**THE REQUEST**:
Write the records out again, keeping each line exactly as it is.

**DATA ENTRIES**:
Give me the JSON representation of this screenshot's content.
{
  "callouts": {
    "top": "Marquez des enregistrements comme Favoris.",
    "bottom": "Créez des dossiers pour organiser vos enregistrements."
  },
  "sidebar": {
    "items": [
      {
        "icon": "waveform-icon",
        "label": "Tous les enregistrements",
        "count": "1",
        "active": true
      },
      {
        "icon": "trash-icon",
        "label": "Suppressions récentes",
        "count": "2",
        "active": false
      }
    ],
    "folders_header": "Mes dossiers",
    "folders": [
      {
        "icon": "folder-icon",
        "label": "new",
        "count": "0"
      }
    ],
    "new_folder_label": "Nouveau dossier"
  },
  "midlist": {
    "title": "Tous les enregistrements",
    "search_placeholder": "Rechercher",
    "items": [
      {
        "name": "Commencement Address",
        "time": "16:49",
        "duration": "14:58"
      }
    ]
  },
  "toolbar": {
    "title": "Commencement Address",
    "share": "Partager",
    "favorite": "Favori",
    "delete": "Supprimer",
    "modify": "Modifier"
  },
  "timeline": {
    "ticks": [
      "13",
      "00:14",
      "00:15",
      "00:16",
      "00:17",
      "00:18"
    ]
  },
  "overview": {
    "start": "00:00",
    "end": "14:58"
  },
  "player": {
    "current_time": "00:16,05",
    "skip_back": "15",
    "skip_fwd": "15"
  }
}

**RESULT FOR THIS EXERCISE**:
Give me the JSON representation of this screenshot's content.
{
  "callouts": {
    "top": "Marquez des enregistrements comme Favoris.",
    "bottom": "Créez des dossiers pour organiser vos enregistrements."
  },
  "sidebar": {
    "items": [
      {
        "icon": "waveform-icon",
        "label": "Tous les enregistrements",
        "count": "1",
        "active": true
      },
      {
        "icon": "trash-icon",
        "label": "Suppressions récentes",
        "count": "2",
        "active": false
      }
    ],
    "folders_header": "Mes dossiers",
    "folders": [
      {
        "icon": "folder-icon",
        "label": "new",
        "count": "0"
      }
    ],
    "new_folder_label": "Nouveau dossier"
  },
  "midlist": {
    "title": "Tous les enregistrements",
    "search_placeholder": "Rechercher",
    "items": [
      {
        "name": "Commencement Address",
        "time": "16:49",
        "duration": "14:58"
      }
    ]
  },
  "toolbar": {
    "title": "Commencement Address",
    "share": "Partager",
    "favorite": "Favori",
    "delete": "Supprimer",
    "modify": "Modifier"
  },
  "timeline": {
    "ticks": [
      "13",
      "00:14",
      "00:15",
      "00:16",
      "00:17",
      "00:18"
    ]
  },
  "overview": {
    "start": "00:00",
    "end": "14:58"
  },
  "player": {
    "current_time": "00:16,05",
    "skip_back": "15",
    "skip_fwd": "15"
  }
}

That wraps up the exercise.